Task statement:
Copy out the listing in full, exactly as written, but not its pictures.

Given records:
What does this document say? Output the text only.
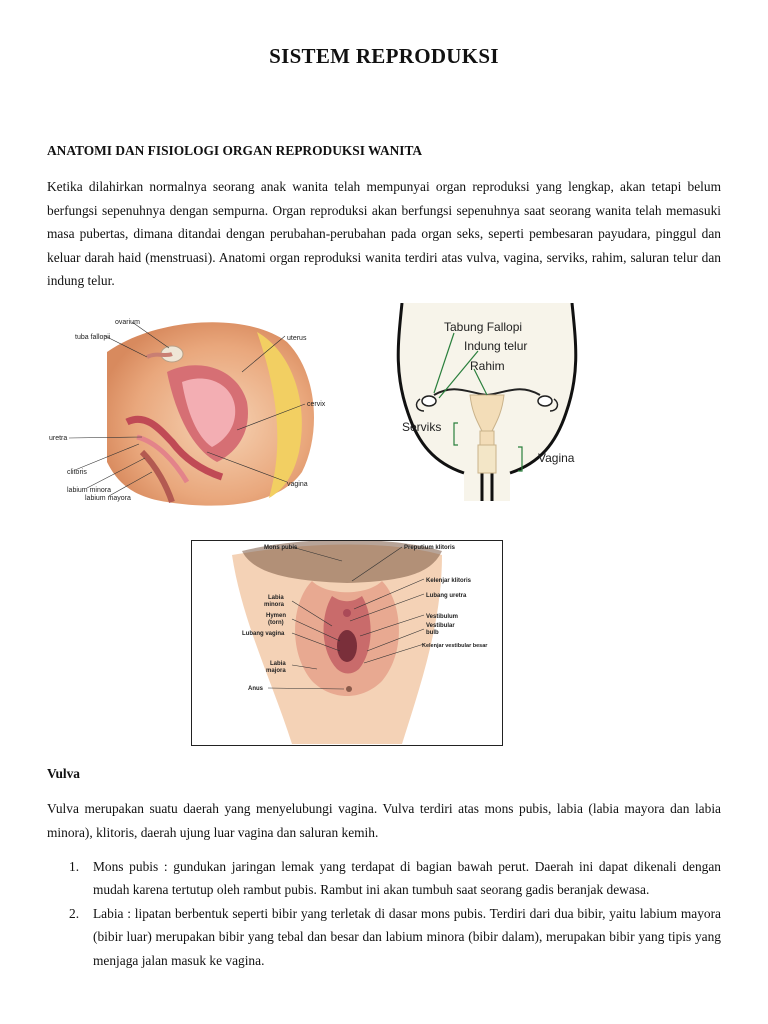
SISTEM REPRODUKSI
ANATOMI DAN FISIOLOGI ORGAN REPRODUKSI WANITA

Ketika dilahirkan normalnya seorang anak wanita telah mempunyai organ reproduksi yang lengkap, akan tetapi belum berfungsi sepenuhnya dengan sempurna. Organ reproduksi akan berfungsi sepenuhnya saat seorang wanita telah memasuki masa pubertas, dimana ditandai dengan perubahan-perubahan pada organ seks, seperti pembesaran payudara, pinggul dan keluar darah haid (menstruasi). Anatomi organ reproduksi wanita terdiri atas vulva, vagina, serviks, rahim, saluran telur dan indung telur.

ovarium
tuba fallopii	uterus
cervix
uretra
clitoris
labium minora
labium mayora
vagina
Tabung Fallopi
Indung telur
Rahim
Serviks
Vagina
Mons pubis	Preputium klitoris
Kelenjar klitoris
Lubang uretra
Vestibulum
Vestibular
bulb
Kelenjar vestibular besar
Labia
minora
Hymen
(torn)
Lubang vagina
Labia
majora
Anus
Vulva

Vulva merupakan suatu daerah yang menyelubungi vagina. Vulva terdiri atas mons pubis, labia (labia mayora dan labia minora), klitoris, daerah ujung luar vagina dan saluran kemih.

1. Mons pubis : gundukan jaringan lemak yang terdapat di bagian bawah perut. Daerah ini dapat dikenali dengan mudah karena tertutup oleh rambut pubis. Rambut ini akan tumbuh saat seorang gadis beranjak dewasa.
2. Labia : lipatan berbentuk seperti bibir yang terletak di dasar mons pubis. Terdiri dari dua bibir, yaitu labium mayora (bibir luar) merupakan bibir yang tebal dan besar dan labium minora (bibir dalam), merupakan bibir yang tipis yang menjaga jalan masuk ke vagina.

Response to this task:
What does this document say? Output the text only.
SISTEM REPRODUKSI
ANATOMI DAN FISIOLOGI ORGAN REPRODUKSI WANITA

Ketika dilahirkan normalnya seorang anak wanita telah mempunyai organ reproduksi yang lengkap, akan tetapi belum berfungsi sepenuhnya dengan sempurna. Organ reproduksi akan berfungsi sepenuhnya saat seorang wanita telah memasuki masa pubertas, dimana ditandai dengan perubahan-perubahan pada organ seks, seperti pembesaran payudara, pinggul dan keluar darah haid (menstruasi). Anatomi organ reproduksi wanita terdiri atas vulva, vagina, serviks, rahim, saluran telur dan indung telur.

ovarium
tuba fallopii	uterus
cervix
uretra
clitoris
labium minora
labium mayora
vagina
Tabung Fallopi
Indung telur
Rahim
Serviks
Vagina
Mons pubis	Preputium klitoris
Kelenjar klitoris
Lubang uretra
Vestibulum
Vestibular
bulb
Kelenjar vestibular besar
Labia
minora
Hymen
(torn)
Lubang vagina
Labia
majora
Anus
Vulva

Vulva merupakan suatu daerah yang menyelubungi vagina. Vulva terdiri atas mons pubis, labia (labia mayora dan labia minora), klitoris, daerah ujung luar vagina dan saluran kemih.

1. Mons pubis : gundukan jaringan lemak yang terdapat di bagian bawah perut. Daerah ini dapat dikenali dengan mudah karena tertutup oleh rambut pubis. Rambut ini akan tumbuh saat seorang gadis beranjak dewasa.
2. Labia : lipatan berbentuk seperti bibir yang terletak di dasar mons pubis. Terdiri dari dua bibir, yaitu labium mayora (bibir luar) merupakan bibir yang tebal dan besar dan labium minora (bibir dalam), merupakan bibir yang tipis yang menjaga jalan masuk ke vagina.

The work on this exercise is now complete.